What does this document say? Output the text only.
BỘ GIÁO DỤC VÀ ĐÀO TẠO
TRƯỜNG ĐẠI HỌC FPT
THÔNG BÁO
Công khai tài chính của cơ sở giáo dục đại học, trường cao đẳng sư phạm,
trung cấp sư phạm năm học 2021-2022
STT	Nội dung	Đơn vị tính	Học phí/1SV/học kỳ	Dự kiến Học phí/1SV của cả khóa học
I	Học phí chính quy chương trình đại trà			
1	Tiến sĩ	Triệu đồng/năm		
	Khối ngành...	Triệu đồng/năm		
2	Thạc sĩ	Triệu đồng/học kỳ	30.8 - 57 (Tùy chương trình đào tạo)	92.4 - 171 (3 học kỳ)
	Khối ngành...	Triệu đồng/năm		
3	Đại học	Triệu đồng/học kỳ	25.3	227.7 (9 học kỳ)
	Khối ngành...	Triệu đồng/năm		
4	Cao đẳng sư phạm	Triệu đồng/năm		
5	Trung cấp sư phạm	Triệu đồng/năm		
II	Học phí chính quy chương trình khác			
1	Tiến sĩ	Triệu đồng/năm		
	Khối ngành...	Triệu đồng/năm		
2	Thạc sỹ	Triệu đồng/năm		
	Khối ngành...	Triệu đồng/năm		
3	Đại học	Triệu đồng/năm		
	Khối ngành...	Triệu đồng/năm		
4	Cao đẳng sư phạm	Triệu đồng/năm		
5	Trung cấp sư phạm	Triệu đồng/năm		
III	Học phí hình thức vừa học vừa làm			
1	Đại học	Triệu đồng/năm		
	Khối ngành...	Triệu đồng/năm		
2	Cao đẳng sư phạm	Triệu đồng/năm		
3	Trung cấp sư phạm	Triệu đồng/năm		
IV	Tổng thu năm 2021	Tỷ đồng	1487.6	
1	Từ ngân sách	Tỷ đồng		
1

== == ==

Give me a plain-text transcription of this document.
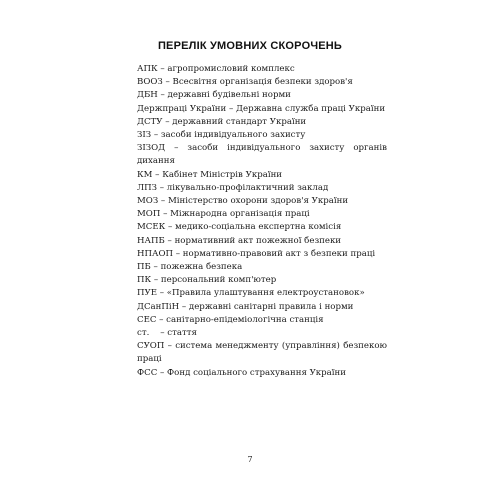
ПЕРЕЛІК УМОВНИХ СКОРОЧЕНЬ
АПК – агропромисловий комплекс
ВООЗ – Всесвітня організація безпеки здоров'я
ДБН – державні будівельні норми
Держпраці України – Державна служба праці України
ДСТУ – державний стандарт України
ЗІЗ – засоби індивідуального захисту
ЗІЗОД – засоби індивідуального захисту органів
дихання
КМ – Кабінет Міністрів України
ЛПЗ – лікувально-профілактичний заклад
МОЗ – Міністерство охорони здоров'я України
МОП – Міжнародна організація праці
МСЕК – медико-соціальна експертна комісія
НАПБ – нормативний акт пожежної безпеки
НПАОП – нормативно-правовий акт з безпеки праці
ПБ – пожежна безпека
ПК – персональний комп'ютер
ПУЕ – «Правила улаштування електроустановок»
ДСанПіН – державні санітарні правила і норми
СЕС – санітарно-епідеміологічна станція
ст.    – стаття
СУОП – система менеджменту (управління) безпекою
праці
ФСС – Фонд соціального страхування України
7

== == ==

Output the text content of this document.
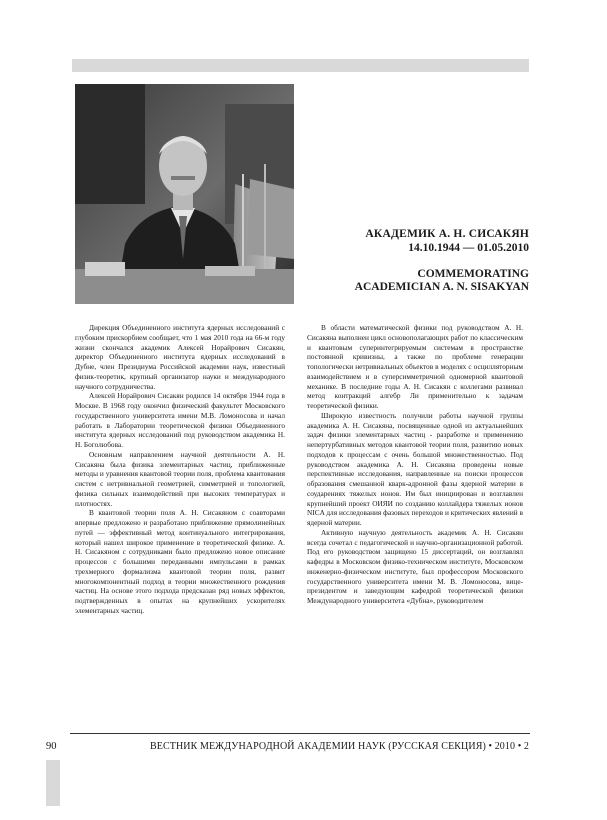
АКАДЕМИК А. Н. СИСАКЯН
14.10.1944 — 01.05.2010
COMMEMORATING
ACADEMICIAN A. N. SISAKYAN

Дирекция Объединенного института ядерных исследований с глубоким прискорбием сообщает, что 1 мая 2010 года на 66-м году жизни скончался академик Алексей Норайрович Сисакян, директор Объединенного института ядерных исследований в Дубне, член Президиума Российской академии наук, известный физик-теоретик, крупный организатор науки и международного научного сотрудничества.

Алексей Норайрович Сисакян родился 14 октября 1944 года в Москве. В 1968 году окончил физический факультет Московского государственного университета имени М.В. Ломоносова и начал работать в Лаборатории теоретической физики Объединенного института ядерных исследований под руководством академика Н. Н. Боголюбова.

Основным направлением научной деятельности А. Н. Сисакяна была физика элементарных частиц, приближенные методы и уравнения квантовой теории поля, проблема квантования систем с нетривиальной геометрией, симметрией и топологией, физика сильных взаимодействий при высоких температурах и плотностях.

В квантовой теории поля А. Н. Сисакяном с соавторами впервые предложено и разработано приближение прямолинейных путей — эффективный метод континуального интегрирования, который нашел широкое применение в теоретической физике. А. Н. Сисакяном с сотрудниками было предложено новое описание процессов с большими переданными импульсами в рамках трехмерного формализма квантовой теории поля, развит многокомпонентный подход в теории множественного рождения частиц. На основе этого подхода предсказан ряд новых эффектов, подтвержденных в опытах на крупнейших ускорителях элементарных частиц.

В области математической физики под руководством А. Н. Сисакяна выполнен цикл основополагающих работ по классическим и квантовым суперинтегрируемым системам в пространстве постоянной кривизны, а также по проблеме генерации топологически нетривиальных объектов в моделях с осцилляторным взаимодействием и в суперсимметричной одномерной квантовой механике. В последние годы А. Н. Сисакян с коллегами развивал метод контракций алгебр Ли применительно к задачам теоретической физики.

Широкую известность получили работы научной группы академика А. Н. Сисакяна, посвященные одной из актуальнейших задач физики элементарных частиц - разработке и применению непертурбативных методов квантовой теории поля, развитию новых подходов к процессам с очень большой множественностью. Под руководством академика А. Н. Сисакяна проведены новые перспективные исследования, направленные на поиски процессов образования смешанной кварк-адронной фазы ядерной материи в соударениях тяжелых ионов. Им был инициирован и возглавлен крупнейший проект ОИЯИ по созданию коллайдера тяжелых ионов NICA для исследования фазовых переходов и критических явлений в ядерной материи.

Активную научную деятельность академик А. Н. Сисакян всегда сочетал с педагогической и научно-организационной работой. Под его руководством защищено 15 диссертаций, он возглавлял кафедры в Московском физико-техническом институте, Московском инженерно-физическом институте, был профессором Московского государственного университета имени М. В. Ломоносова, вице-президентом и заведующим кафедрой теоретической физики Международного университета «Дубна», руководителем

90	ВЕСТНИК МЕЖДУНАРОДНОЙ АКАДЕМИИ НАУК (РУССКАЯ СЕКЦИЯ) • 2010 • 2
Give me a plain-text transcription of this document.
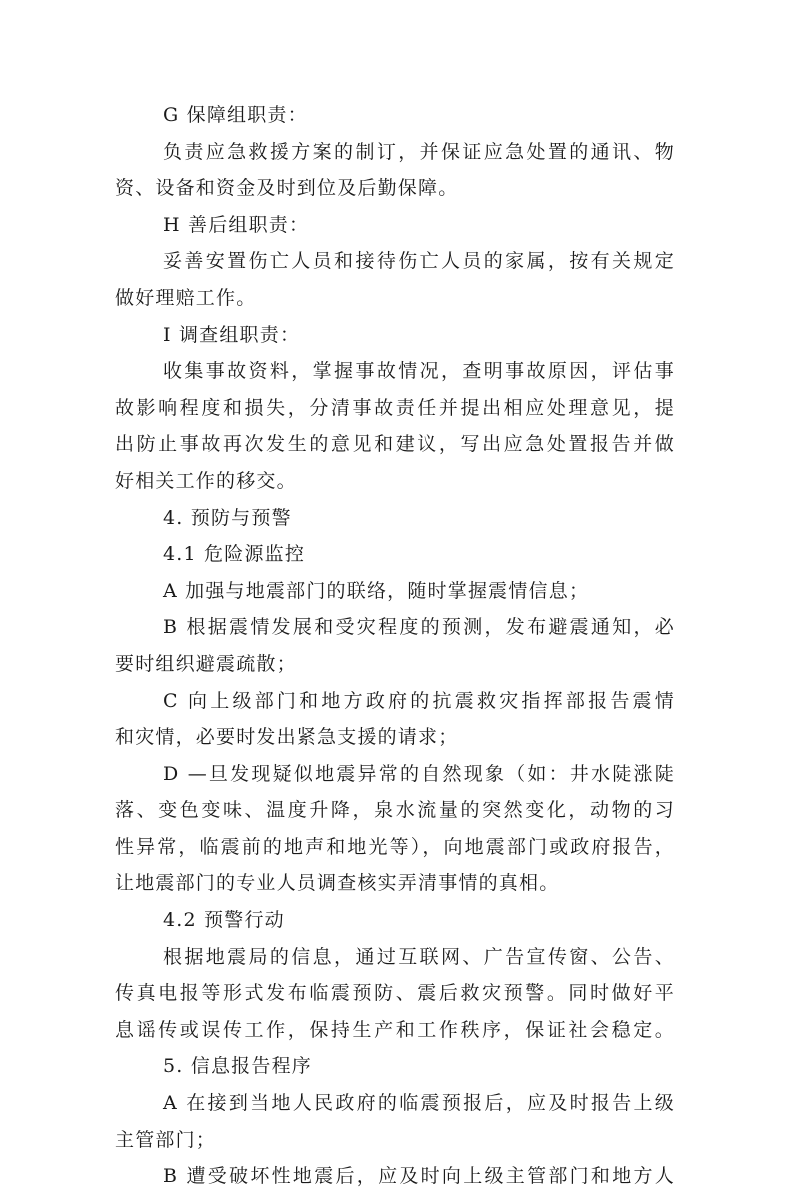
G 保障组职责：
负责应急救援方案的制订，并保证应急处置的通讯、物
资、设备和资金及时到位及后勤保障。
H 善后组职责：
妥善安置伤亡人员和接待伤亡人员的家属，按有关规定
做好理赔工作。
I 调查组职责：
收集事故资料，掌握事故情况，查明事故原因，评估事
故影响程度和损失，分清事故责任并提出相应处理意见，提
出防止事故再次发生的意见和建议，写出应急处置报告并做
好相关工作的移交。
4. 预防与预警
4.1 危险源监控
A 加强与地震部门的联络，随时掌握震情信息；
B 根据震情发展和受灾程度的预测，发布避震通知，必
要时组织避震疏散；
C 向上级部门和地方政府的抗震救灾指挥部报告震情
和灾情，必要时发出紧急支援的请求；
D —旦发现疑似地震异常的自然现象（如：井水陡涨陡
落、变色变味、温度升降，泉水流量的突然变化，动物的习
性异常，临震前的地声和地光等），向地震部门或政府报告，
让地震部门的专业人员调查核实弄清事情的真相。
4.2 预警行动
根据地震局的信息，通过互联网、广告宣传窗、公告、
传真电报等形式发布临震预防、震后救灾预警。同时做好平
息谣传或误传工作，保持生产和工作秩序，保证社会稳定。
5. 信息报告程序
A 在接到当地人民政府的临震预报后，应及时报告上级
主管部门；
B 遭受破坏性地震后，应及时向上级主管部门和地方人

== == ==

# EXERCISE DIRECTIONS
All lines of the data above that include the word "академика" must be shown.

# EXERCISE SOLUTION
Алексей Норайрович Сисакян родился 14 октября 1944 года в Москве. В 1968 году окончил физический факультет Московского государственного университета имени М.В. Ломоносова и начал работать в Лаборатории теоретической физики Объединенного института ядерных исследований под руководством академика Н. Н. Боголюбова.
Широкую известность получили работы научной группы академика А. Н. Сисакяна, посвященные одной из актуальнейших задач физики элементарных частиц - разработке и применению непертурбативных методов квантовой теории поля, развитию новых подходов к процессам с очень большой множественностью. Под руководством академика А. Н. Сисакяна проведены новые перспективные исследования, направленные на поиски процессов образования смешанной кварк-адронной фазы ядерной материи в соударениях тяжелых ионов. Им был инициирован и возглавлен крупнейший проект ОИЯИ по созданию коллайдера тяжелых ионов NICA для исследования фазовых переходов и критических явлений в ядерной материи.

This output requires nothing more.